*WHAT TO DO*. Copy every line that holds "name".
[Start of TASK DATA]
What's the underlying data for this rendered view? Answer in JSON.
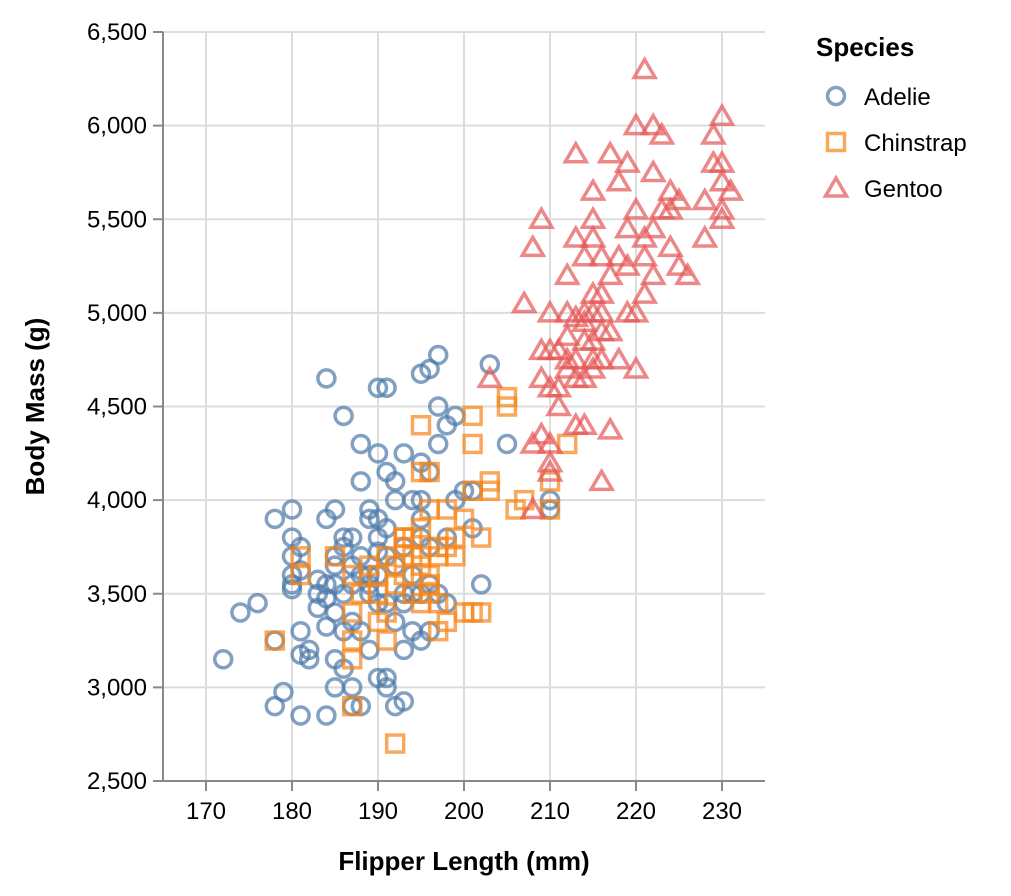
{
  "chart_data": {
    "type": "scatter",
    "xlabel": "Flipper Length (mm)",
    "ylabel": "Body Mass (g)",
    "xlim": [
      165,
      235
    ],
    "ylim": [
      2500,
      6500
    ],
    "x_ticks": [
      "170",
      "180",
      "190",
      "200",
      "210",
      "220",
      "230"
    ],
    "x_tick_values": [
      170,
      180,
      190,
      200,
      210,
      220,
      230
    ],
    "y_ticks": [
      "2,500",
      "3,000",
      "3,500",
      "4,000",
      "4,500",
      "5,000",
      "5,500",
      "6,000",
      "6,500"
    ],
    "y_tick_values": [
      2500,
      3000,
      3500,
      4000,
      4500,
      5000,
      5500,
      6000,
      6500
    ],
    "grid": true,
    "legend": {
      "title": "Species",
      "placement": "right"
    },
    "series": [
      {
        "name": "Adelie",
        "color": "#4c78a8",
        "shape": "circle",
        "points": [
          [
            172,
            3150
          ],
          [
            174,
            3400
          ],
          [
            176,
            3450
          ],
          [
            178,
            3250
          ],
          [
            178,
            3900
          ],
          [
            178,
            2900
          ],
          [
            179,
            2975
          ],
          [
            180,
            3550
          ],
          [
            180,
            3600
          ],
          [
            180,
            3700
          ],
          [
            180,
            3800
          ],
          [
            180,
            3950
          ],
          [
            181,
            3625
          ],
          [
            181,
            3750
          ],
          [
            181,
            3300
          ],
          [
            181,
            3175
          ],
          [
            181,
            2850
          ],
          [
            182,
            3200
          ],
          [
            182,
            3150
          ],
          [
            183,
            3425
          ],
          [
            183,
            3575
          ],
          [
            184,
            3900
          ],
          [
            184,
            3325
          ],
          [
            184,
            3550
          ],
          [
            184,
            3475
          ],
          [
            184,
            2850
          ],
          [
            184,
            4650
          ],
          [
            185,
            3400
          ],
          [
            185,
            3650
          ],
          [
            185,
            3950
          ],
          [
            185,
            3700
          ],
          [
            185,
            3000
          ],
          [
            185,
            3150
          ],
          [
            186,
            3100
          ],
          [
            186,
            3300
          ],
          [
            186,
            3500
          ],
          [
            186,
            3800
          ],
          [
            186,
            4450
          ],
          [
            187,
            3350
          ],
          [
            187,
            3650
          ],
          [
            187,
            3800
          ],
          [
            187,
            2900
          ],
          [
            187,
            3000
          ],
          [
            188,
            3600
          ],
          [
            188,
            3300
          ],
          [
            188,
            4300
          ],
          [
            188,
            2900
          ],
          [
            188,
            4100
          ],
          [
            189,
            3200
          ],
          [
            189,
            3500
          ],
          [
            189,
            3900
          ],
          [
            189,
            3950
          ],
          [
            189,
            3550
          ],
          [
            190,
            3050
          ],
          [
            190,
            3450
          ],
          [
            190,
            3600
          ],
          [
            190,
            3725
          ],
          [
            190,
            3800
          ],
          [
            190,
            3900
          ],
          [
            190,
            4250
          ],
          [
            190,
            4600
          ],
          [
            191,
            3000
          ],
          [
            191,
            3050
          ],
          [
            191,
            3700
          ],
          [
            191,
            4150
          ],
          [
            191,
            4600
          ],
          [
            191,
            3450
          ],
          [
            192,
            2900
          ],
          [
            192,
            3650
          ],
          [
            192,
            4000
          ],
          [
            192,
            4100
          ],
          [
            193,
            3450
          ],
          [
            193,
            3500
          ],
          [
            193,
            2925
          ],
          [
            193,
            4250
          ],
          [
            193,
            3200
          ],
          [
            194,
            3300
          ],
          [
            194,
            3600
          ],
          [
            194,
            4000
          ],
          [
            195,
            3250
          ],
          [
            195,
            3500
          ],
          [
            195,
            4200
          ],
          [
            195,
            4000
          ],
          [
            195,
            4675
          ],
          [
            195,
            3800
          ],
          [
            196,
            3550
          ],
          [
            196,
            4700
          ],
          [
            196,
            4150
          ],
          [
            196,
            3750
          ],
          [
            197,
            3500
          ],
          [
            197,
            4500
          ],
          [
            197,
            4775
          ],
          [
            197,
            4300
          ],
          [
            198,
            3800
          ],
          [
            198,
            4400
          ],
          [
            198,
            3450
          ],
          [
            199,
            4450
          ],
          [
            199,
            4000
          ],
          [
            200,
            4050
          ],
          [
            201,
            3850
          ],
          [
            201,
            4050
          ],
          [
            202,
            3550
          ],
          [
            203,
            4725
          ],
          [
            205,
            4300
          ],
          [
            210,
            3950
          ],
          [
            210,
            4000
          ],
          [
            195,
            3900
          ],
          [
            193,
            3750
          ],
          [
            191,
            3850
          ],
          [
            186,
            3750
          ],
          [
            189,
            3600
          ],
          [
            188,
            3700
          ],
          [
            192,
            3350
          ],
          [
            194,
            3500
          ],
          [
            196,
            3300
          ],
          [
            187,
            3550
          ],
          [
            185,
            3550
          ],
          [
            183,
            3500
          ],
          [
            180,
            3525
          ]
        ]
      },
      {
        "name": "Chinstrap",
        "color": "#f58518",
        "shape": "square",
        "points": [
          [
            178,
            3250
          ],
          [
            181,
            3700
          ],
          [
            181,
            3600
          ],
          [
            185,
            3700
          ],
          [
            187,
            3600
          ],
          [
            187,
            3400
          ],
          [
            187,
            3250
          ],
          [
            187,
            3150
          ],
          [
            187,
            2900
          ],
          [
            188,
            3500
          ],
          [
            189,
            3650
          ],
          [
            190,
            3350
          ],
          [
            190,
            3500
          ],
          [
            190,
            3600
          ],
          [
            191,
            3250
          ],
          [
            191,
            3400
          ],
          [
            191,
            3700
          ],
          [
            192,
            2700
          ],
          [
            192,
            3550
          ],
          [
            193,
            3600
          ],
          [
            193,
            3800
          ],
          [
            193,
            3750
          ],
          [
            194,
            3500
          ],
          [
            194,
            3800
          ],
          [
            195,
            3650
          ],
          [
            195,
            3700
          ],
          [
            195,
            4400
          ],
          [
            195,
            4150
          ],
          [
            195,
            3850
          ],
          [
            196,
            3550
          ],
          [
            196,
            3600
          ],
          [
            196,
            3500
          ],
          [
            196,
            3950
          ],
          [
            196,
            4150
          ],
          [
            197,
            3300
          ],
          [
            197,
            3450
          ],
          [
            197,
            3700
          ],
          [
            198,
            3350
          ],
          [
            198,
            3750
          ],
          [
            198,
            3950
          ],
          [
            199,
            3700
          ],
          [
            199,
            3800
          ],
          [
            200,
            3400
          ],
          [
            200,
            3900
          ],
          [
            201,
            3400
          ],
          [
            201,
            4050
          ],
          [
            201,
            4300
          ],
          [
            201,
            4450
          ],
          [
            202,
            3400
          ],
          [
            202,
            3800
          ],
          [
            203,
            4050
          ],
          [
            203,
            4100
          ],
          [
            205,
            4500
          ],
          [
            205,
            4550
          ],
          [
            206,
            3950
          ],
          [
            207,
            4000
          ],
          [
            210,
            3950
          ],
          [
            210,
            4100
          ],
          [
            212,
            4300
          ],
          [
            192,
            3650
          ],
          [
            194,
            3700
          ],
          [
            197,
            3750
          ],
          [
            195,
            3450
          ],
          [
            193,
            3800
          ]
        ]
      },
      {
        "name": "Gentoo",
        "color": "#e45756",
        "shape": "triangle",
        "points": [
          [
            203,
            4650
          ],
          [
            207,
            5050
          ],
          [
            208,
            3950
          ],
          [
            208,
            4300
          ],
          [
            208,
            5350
          ],
          [
            209,
            4350
          ],
          [
            209,
            4650
          ],
          [
            209,
            5500
          ],
          [
            209,
            4800
          ],
          [
            210,
            4200
          ],
          [
            210,
            4300
          ],
          [
            210,
            4600
          ],
          [
            210,
            4800
          ],
          [
            210,
            5000
          ],
          [
            210,
            4150
          ],
          [
            211,
            4500
          ],
          [
            211,
            4800
          ],
          [
            212,
            4700
          ],
          [
            212,
            4750
          ],
          [
            212,
            5200
          ],
          [
            212,
            4875
          ],
          [
            213,
            4400
          ],
          [
            213,
            4750
          ],
          [
            213,
            4975
          ],
          [
            213,
            5400
          ],
          [
            213,
            5850
          ],
          [
            214,
            4400
          ],
          [
            214,
            4650
          ],
          [
            214,
            4850
          ],
          [
            214,
            5000
          ],
          [
            214,
            5300
          ],
          [
            215,
            4700
          ],
          [
            215,
            4750
          ],
          [
            215,
            5000
          ],
          [
            215,
            5100
          ],
          [
            215,
            5400
          ],
          [
            215,
            5500
          ],
          [
            215,
            5650
          ],
          [
            216,
            4100
          ],
          [
            216,
            4750
          ],
          [
            216,
            5000
          ],
          [
            216,
            5100
          ],
          [
            217,
            4375
          ],
          [
            217,
            4900
          ],
          [
            217,
            5200
          ],
          [
            217,
            5850
          ],
          [
            218,
            4750
          ],
          [
            218,
            5300
          ],
          [
            218,
            5700
          ],
          [
            219,
            5000
          ],
          [
            219,
            5250
          ],
          [
            219,
            5450
          ],
          [
            219,
            5800
          ],
          [
            220,
            4700
          ],
          [
            220,
            5000
          ],
          [
            220,
            5550
          ],
          [
            220,
            6000
          ],
          [
            221,
            5100
          ],
          [
            221,
            5300
          ],
          [
            221,
            5400
          ],
          [
            221,
            6300
          ],
          [
            222,
            5200
          ],
          [
            222,
            5450
          ],
          [
            222,
            5750
          ],
          [
            222,
            6000
          ],
          [
            223,
            5550
          ],
          [
            223,
            5950
          ],
          [
            224,
            5350
          ],
          [
            224,
            5550
          ],
          [
            224,
            5650
          ],
          [
            225,
            5250
          ],
          [
            225,
            5600
          ],
          [
            226,
            5200
          ],
          [
            228,
            5400
          ],
          [
            228,
            5600
          ],
          [
            229,
            5800
          ],
          [
            229,
            5950
          ],
          [
            230,
            5500
          ],
          [
            230,
            5550
          ],
          [
            230,
            5700
          ],
          [
            230,
            5800
          ],
          [
            230,
            6050
          ],
          [
            231,
            5650
          ],
          [
            216,
            4900
          ],
          [
            214,
            4950
          ],
          [
            213,
            4650
          ],
          [
            211,
            4600
          ],
          [
            215,
            4850
          ],
          [
            212,
            5000
          ],
          [
            216,
            5300
          ]
        ]
      }
    ]
  }
}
[End of TASK DATA]
*EXERCISE SOLUTION*.
        "name": "Adelie",
        "name": "Chinstrap",
        "name": "Gentoo",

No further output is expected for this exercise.